*Set problem*:
Reproduce each line from the records that holds "Features".

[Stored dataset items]
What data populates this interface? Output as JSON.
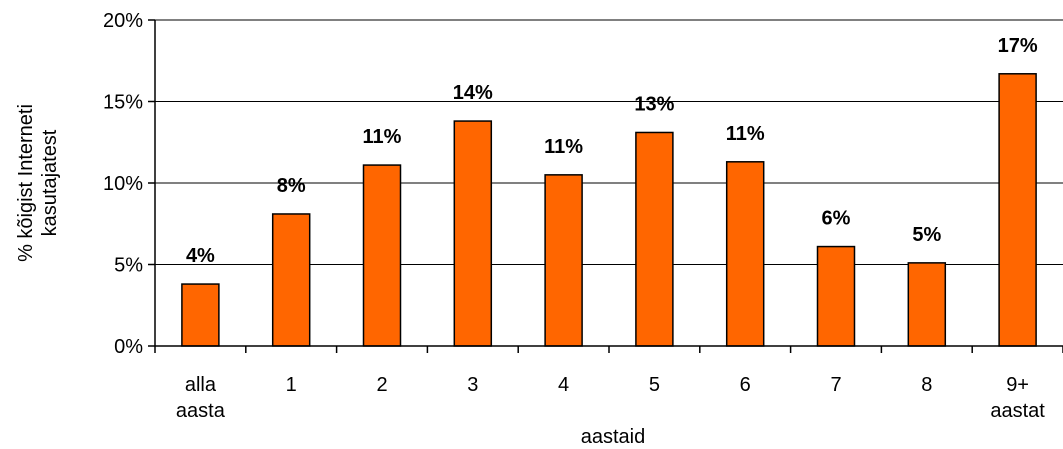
{
  "chart_data": {
    "type": "bar",
    "categories": [
      [
        "alla",
        "aasta"
      ],
      [
        "1"
      ],
      [
        "2"
      ],
      [
        "3"
      ],
      [
        "4"
      ],
      [
        "5"
      ],
      [
        "6"
      ],
      [
        "7"
      ],
      [
        "8"
      ],
      [
        "9+",
        "aastat"
      ]
    ],
    "values": [
      3.8,
      8.1,
      11.1,
      13.8,
      10.5,
      13.1,
      11.3,
      6.1,
      5.1,
      16.7
    ],
    "data_labels": [
      "4%",
      "8%",
      "11%",
      "14%",
      "11%",
      "13%",
      "11%",
      "6%",
      "5%",
      "17%"
    ],
    "xlabel": "aastaid",
    "ylabel": [
      "% kõigist Interneti",
      "kasutajatest"
    ],
    "ylim": [
      0,
      20
    ],
    "yticks": [
      0,
      5,
      10,
      15,
      20
    ],
    "ytick_labels": [
      "0%",
      "5%",
      "10%",
      "15%",
      "20%"
    ],
    "grid": true,
    "bar_color": "#ff6600"
  }
}
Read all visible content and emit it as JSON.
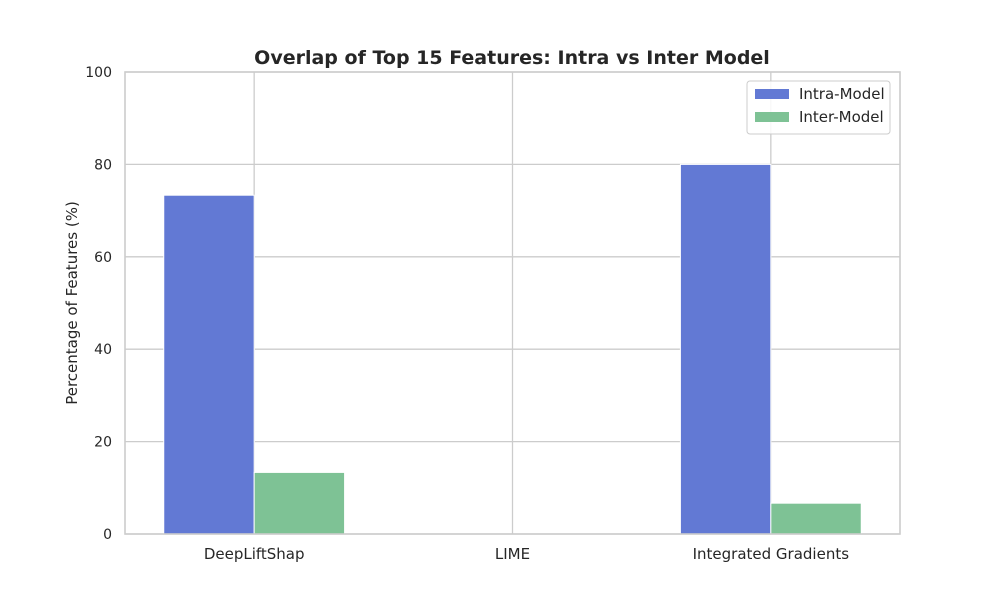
{
  "chart_data": {
    "type": "bar",
    "title": "Overlap of Top 15 Features: Intra vs Inter Model",
    "xlabel": "",
    "ylabel": "Percentage of Features (%)",
    "categories": [
      "DeepLiftShap",
      "LIME",
      "Integrated Gradients"
    ],
    "series": [
      {
        "name": "Intra-Model",
        "values": [
          73.33,
          0,
          80.0
        ],
        "color": "#6279d4"
      },
      {
        "name": "Inter-Model",
        "values": [
          13.33,
          0,
          6.67
        ],
        "color": "#7ec295"
      }
    ],
    "ylim": [
      0,
      100
    ],
    "yticks": [
      0,
      20,
      40,
      60,
      80,
      100
    ],
    "grid": true,
    "legend_position": "top-right"
  }
}
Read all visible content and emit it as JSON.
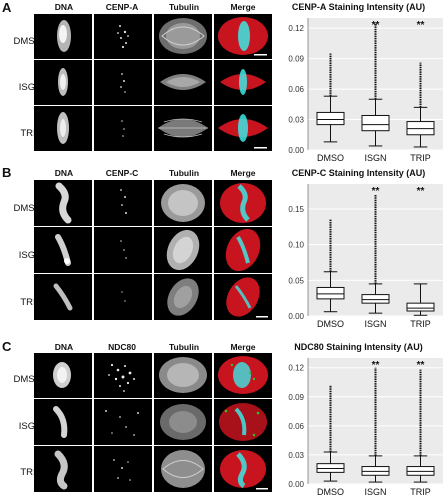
{
  "panels": [
    {
      "letter": "A",
      "headers": [
        "DNA",
        "CENP-A",
        "Tubulin",
        "Merge"
      ],
      "rows": [
        "DMSO",
        "ISGN",
        "TRIP"
      ],
      "chart_title": "CENP-A Staining Intensity (AU)"
    },
    {
      "letter": "B",
      "headers": [
        "DNA",
        "CENP-C",
        "Tubulin",
        "Merge"
      ],
      "rows": [
        "DMSO",
        "ISGN",
        "TRIP"
      ],
      "chart_title": "CENP-C Staining Intensity (AU)"
    },
    {
      "letter": "C",
      "headers": [
        "DNA",
        "NDC80",
        "Tubulin",
        "Merge"
      ],
      "rows": [
        "DMSO",
        "ISGN",
        "TRIP"
      ],
      "chart_title": "NDC80 Staining Intensity (AU)"
    }
  ],
  "colors": {
    "merge_red": "#c8141e",
    "merge_cyan": "#3ce6e6",
    "merge_green": "#28c828"
  },
  "chart_data": [
    {
      "type": "box",
      "title": "CENP-A Staining Intensity (AU)",
      "categories": [
        "DMSO",
        "ISGN",
        "TRIP"
      ],
      "yticks": [
        "0.00",
        "0.03",
        "0.06",
        "0.09",
        "0.12"
      ],
      "ylim": [
        0,
        0.13
      ],
      "significance": [
        "",
        "**",
        "**"
      ],
      "boxes": [
        {
          "q1": 0.025,
          "median": 0.03,
          "q3": 0.037,
          "wlow": 0.008,
          "whigh": 0.053,
          "outlier_top": 0.095
        },
        {
          "q1": 0.019,
          "median": 0.025,
          "q3": 0.034,
          "wlow": 0.004,
          "whigh": 0.05,
          "outlier_top": 0.125
        },
        {
          "q1": 0.015,
          "median": 0.021,
          "q3": 0.028,
          "wlow": 0.003,
          "whigh": 0.042,
          "outlier_top": 0.086
        }
      ]
    },
    {
      "type": "box",
      "title": "CENP-C Staining Intensity (AU)",
      "categories": [
        "DMSO",
        "ISGN",
        "TRIP"
      ],
      "yticks": [
        "0.00",
        "0.05",
        "0.10",
        "0.15"
      ],
      "ylim": [
        0,
        0.185
      ],
      "significance": [
        "",
        "**",
        "**"
      ],
      "boxes": [
        {
          "q1": 0.024,
          "median": 0.031,
          "q3": 0.04,
          "wlow": 0.006,
          "whigh": 0.062,
          "outlier_top": 0.135
        },
        {
          "q1": 0.018,
          "median": 0.023,
          "q3": 0.03,
          "wlow": 0.004,
          "whigh": 0.045,
          "outlier_top": 0.17
        },
        {
          "q1": 0.007,
          "median": 0.011,
          "q3": 0.018,
          "wlow": 0.001,
          "whigh": 0.045,
          "outlier_top": 0.045
        }
      ]
    },
    {
      "type": "box",
      "title": "NDC80 Staining Intensity (AU)",
      "categories": [
        "DMSO",
        "ISGN",
        "TRIP"
      ],
      "yticks": [
        "0.00",
        "0.03",
        "0.06",
        "0.09",
        "0.12"
      ],
      "ylim": [
        0,
        0.13
      ],
      "significance": [
        "",
        "**",
        "**"
      ],
      "boxes": [
        {
          "q1": 0.012,
          "median": 0.016,
          "q3": 0.021,
          "wlow": 0.003,
          "whigh": 0.033,
          "outlier_top": 0.102
        },
        {
          "q1": 0.009,
          "median": 0.013,
          "q3": 0.018,
          "wlow": 0.002,
          "whigh": 0.029,
          "outlier_top": 0.12
        },
        {
          "q1": 0.009,
          "median": 0.013,
          "q3": 0.018,
          "wlow": 0.002,
          "whigh": 0.029,
          "outlier_top": 0.118
        }
      ]
    }
  ]
}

*Full answer*:
    "title": "Overlap of Top 15 Features: Intra vs Inter Model",
    "ylabel": "Percentage of Features (%)",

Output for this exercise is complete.